PROVIDED ENTRIES:
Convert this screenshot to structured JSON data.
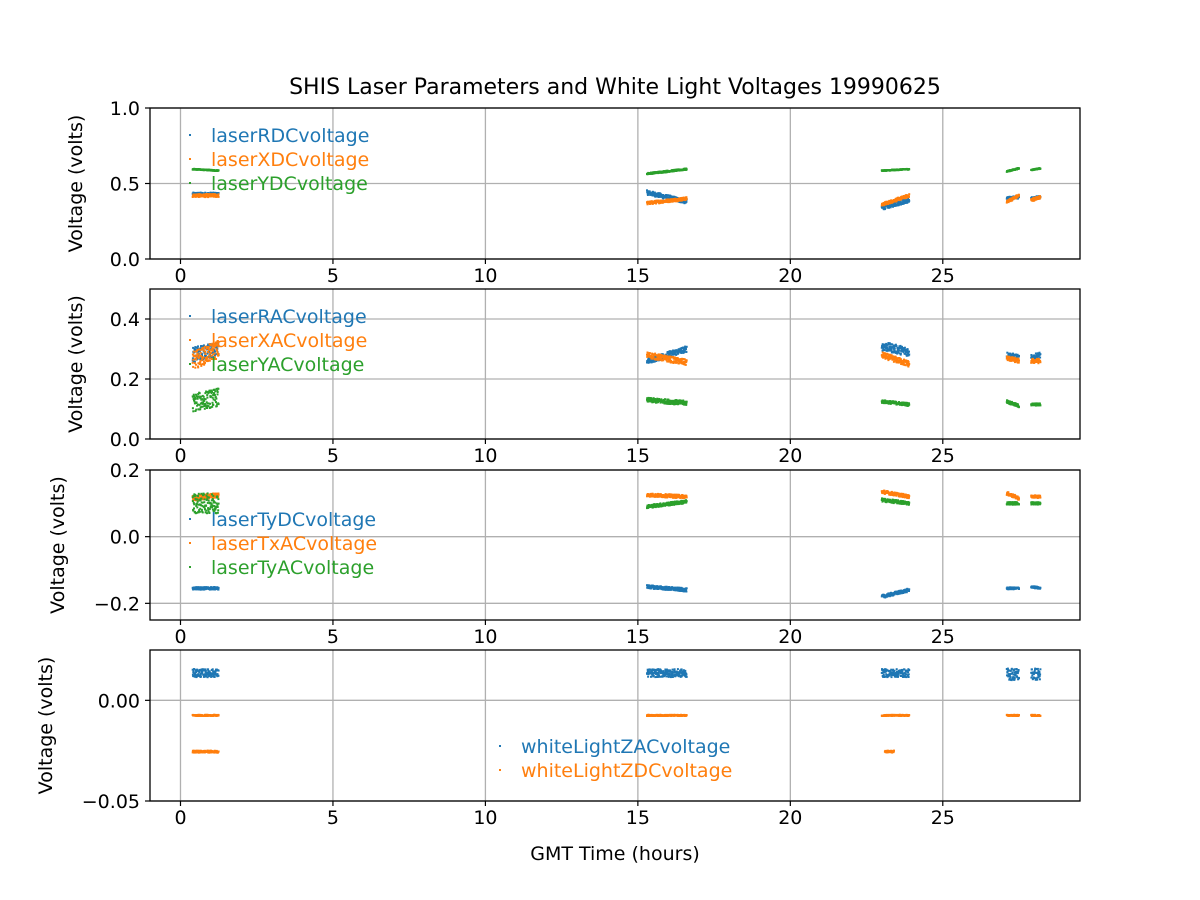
{
  "title": "SHIS Laser Parameters and White Light Voltages 19990625",
  "xlabel": "GMT Time (hours)",
  "colors": {
    "c0": "#1f77b4",
    "c1": "#ff7f0e",
    "c2": "#2ca02c",
    "grid": "#b0b0b0"
  },
  "chart_data": [
    {
      "type": "scatter",
      "ylabel": "Voltage (volts)",
      "xlim": [
        -1,
        29.5
      ],
      "ylim": [
        0,
        1
      ],
      "xticks": [
        0,
        5,
        10,
        15,
        20,
        25
      ],
      "yticks": [
        0,
        0.5,
        1
      ],
      "ytick_labels": [
        "0.0",
        "0.5",
        "1.0"
      ],
      "grid": true,
      "legend_location": "upper left",
      "series": [
        {
          "name": "laserRDCvoltage",
          "color": "#1f77b4",
          "segments": [
            [
              0.4,
              1.25,
              0.43,
              0.43,
              0.02
            ],
            [
              15.3,
              16.6,
              0.44,
              0.38,
              0.03
            ],
            [
              23.0,
              23.9,
              0.34,
              0.39,
              0.03
            ],
            [
              27.1,
              27.5,
              0.4,
              0.41,
              0.02
            ],
            [
              27.9,
              28.2,
              0.4,
              0.41,
              0.02
            ]
          ]
        },
        {
          "name": "laserXDCvoltage",
          "color": "#ff7f0e",
          "segments": [
            [
              0.4,
              1.25,
              0.42,
              0.42,
              0.02
            ],
            [
              15.3,
              16.6,
              0.37,
              0.4,
              0.02
            ],
            [
              23.0,
              23.9,
              0.36,
              0.42,
              0.02
            ],
            [
              27.1,
              27.5,
              0.38,
              0.42,
              0.02
            ],
            [
              27.9,
              28.2,
              0.39,
              0.41,
              0.02
            ]
          ]
        },
        {
          "name": "laserYDCvoltage",
          "color": "#2ca02c",
          "segments": [
            [
              0.4,
              1.25,
              0.595,
              0.585,
              0.006
            ],
            [
              15.3,
              16.6,
              0.565,
              0.595,
              0.01
            ],
            [
              23.0,
              23.9,
              0.585,
              0.595,
              0.006
            ],
            [
              27.1,
              27.5,
              0.58,
              0.6,
              0.008
            ],
            [
              27.9,
              28.2,
              0.59,
              0.6,
              0.006
            ]
          ]
        }
      ]
    },
    {
      "type": "scatter",
      "ylabel": "Voltage (volts)",
      "xlim": [
        -1,
        29.5
      ],
      "ylim": [
        0,
        0.5
      ],
      "xticks": [
        0,
        5,
        10,
        15,
        20,
        25
      ],
      "yticks": [
        0,
        0.2,
        0.4
      ],
      "ytick_labels": [
        "0.0",
        "0.2",
        "0.4"
      ],
      "grid": true,
      "legend_location": "upper left",
      "series": [
        {
          "name": "laserRACvoltage",
          "color": "#1f77b4",
          "segments": [
            [
              0.4,
              1.25,
              0.28,
              0.3,
              0.05
            ],
            [
              15.3,
              16.6,
              0.26,
              0.3,
              0.02
            ],
            [
              23.0,
              23.9,
              0.31,
              0.29,
              0.03
            ],
            [
              27.1,
              27.5,
              0.28,
              0.27,
              0.02
            ],
            [
              27.9,
              28.2,
              0.27,
              0.28,
              0.02
            ]
          ]
        },
        {
          "name": "laserXACvoltage",
          "color": "#ff7f0e",
          "segments": [
            [
              0.4,
              1.25,
              0.26,
              0.3,
              0.06
            ],
            [
              15.3,
              16.6,
              0.28,
              0.255,
              0.02
            ],
            [
              23.0,
              23.9,
              0.28,
              0.25,
              0.02
            ],
            [
              27.1,
              27.5,
              0.27,
              0.26,
              0.015
            ],
            [
              27.9,
              28.2,
              0.26,
              0.26,
              0.015
            ]
          ]
        },
        {
          "name": "laserYACvoltage",
          "color": "#2ca02c",
          "segments": [
            [
              0.4,
              1.25,
              0.12,
              0.14,
              0.06
            ],
            [
              15.3,
              16.6,
              0.13,
              0.12,
              0.015
            ],
            [
              23.0,
              23.9,
              0.125,
              0.115,
              0.01
            ],
            [
              27.1,
              27.5,
              0.125,
              0.11,
              0.01
            ],
            [
              27.9,
              28.2,
              0.115,
              0.115,
              0.008
            ]
          ]
        }
      ]
    },
    {
      "type": "scatter",
      "ylabel": "Voltage (volts)",
      "xlim": [
        -1,
        29.5
      ],
      "ylim": [
        -0.25,
        0.2
      ],
      "xticks": [
        0,
        5,
        10,
        15,
        20,
        25
      ],
      "yticks": [
        -0.2,
        0,
        0.2
      ],
      "ytick_labels": [
        "−0.2",
        "0.0",
        "0.2"
      ],
      "grid": true,
      "legend_location": "center left",
      "series": [
        {
          "name": "laserTyDCvoltage",
          "color": "#1f77b4",
          "segments": [
            [
              0.4,
              1.25,
              -0.155,
              -0.155,
              0.008
            ],
            [
              15.3,
              16.6,
              -0.15,
              -0.16,
              0.01
            ],
            [
              23.0,
              23.9,
              -0.18,
              -0.16,
              0.01
            ],
            [
              27.1,
              27.5,
              -0.155,
              -0.155,
              0.006
            ],
            [
              27.9,
              28.2,
              -0.15,
              -0.155,
              0.006
            ]
          ]
        },
        {
          "name": "laserTxACvoltage",
          "color": "#ff7f0e",
          "segments": [
            [
              0.4,
              1.25,
              0.115,
              0.125,
              0.015
            ],
            [
              15.3,
              16.6,
              0.125,
              0.12,
              0.01
            ],
            [
              23.0,
              23.9,
              0.135,
              0.12,
              0.01
            ],
            [
              27.1,
              27.5,
              0.13,
              0.115,
              0.01
            ],
            [
              27.9,
              28.2,
              0.12,
              0.12,
              0.008
            ]
          ]
        },
        {
          "name": "laserTyACvoltage",
          "color": "#2ca02c",
          "segments": [
            [
              0.4,
              1.25,
              0.1,
              0.1,
              0.06
            ],
            [
              15.3,
              16.6,
              0.09,
              0.105,
              0.01
            ],
            [
              23.0,
              23.9,
              0.11,
              0.1,
              0.01
            ],
            [
              27.1,
              27.5,
              0.1,
              0.1,
              0.008
            ],
            [
              27.9,
              28.2,
              0.1,
              0.1,
              0.008
            ]
          ]
        }
      ]
    },
    {
      "type": "scatter",
      "ylabel": "Voltage (volts)",
      "xlim": [
        -1,
        29.5
      ],
      "ylim": [
        -0.05,
        0.025
      ],
      "xticks": [
        0,
        5,
        10,
        15,
        20,
        25
      ],
      "yticks": [
        -0.05,
        0
      ],
      "ytick_labels": [
        "−0.05",
        "0.00"
      ],
      "grid": true,
      "legend_location": "lower center",
      "series": [
        {
          "name": "whiteLightZACvoltage",
          "color": "#1f77b4",
          "segments": [
            [
              0.4,
              1.25,
              0.0135,
              0.0135,
              0.004
            ],
            [
              15.3,
              16.6,
              0.0135,
              0.0135,
              0.004
            ],
            [
              23.0,
              23.9,
              0.0135,
              0.0135,
              0.004
            ],
            [
              27.1,
              27.5,
              0.013,
              0.013,
              0.006
            ],
            [
              27.9,
              28.2,
              0.013,
              0.013,
              0.006
            ]
          ]
        },
        {
          "name": "whiteLightZDCvoltage",
          "color": "#ff7f0e",
          "segments": [
            [
              0.4,
              1.25,
              -0.0075,
              -0.0075,
              0.0006
            ],
            [
              0.4,
              1.25,
              -0.0255,
              -0.0255,
              0.001
            ],
            [
              15.3,
              16.6,
              -0.0075,
              -0.0075,
              0.0006
            ],
            [
              23.0,
              23.9,
              -0.0075,
              -0.0075,
              0.0006
            ],
            [
              23.1,
              23.4,
              -0.0255,
              -0.0255,
              0.001
            ],
            [
              27.1,
              27.5,
              -0.0075,
              -0.0075,
              0.0006
            ],
            [
              27.9,
              28.2,
              -0.0075,
              -0.0075,
              0.0006
            ]
          ]
        }
      ]
    }
  ]
}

OBJECTIVE: Find all lines where the word "name" appears. Copy them.

ANSWER BELOW:
          "name": "laserRDCvoltage",
          "name": "laserXDCvoltage",
          "name": "laserYDCvoltage",
          "name": "laserRACvoltage",
          "name": "laserXACvoltage",
          "name": "laserYACvoltage",
          "name": "laserTyDCvoltage",
          "name": "laserTxACvoltage",
          "name": "laserTyACvoltage",
          "name": "whiteLightZACvoltage",
          "name": "whiteLightZDCvoltage",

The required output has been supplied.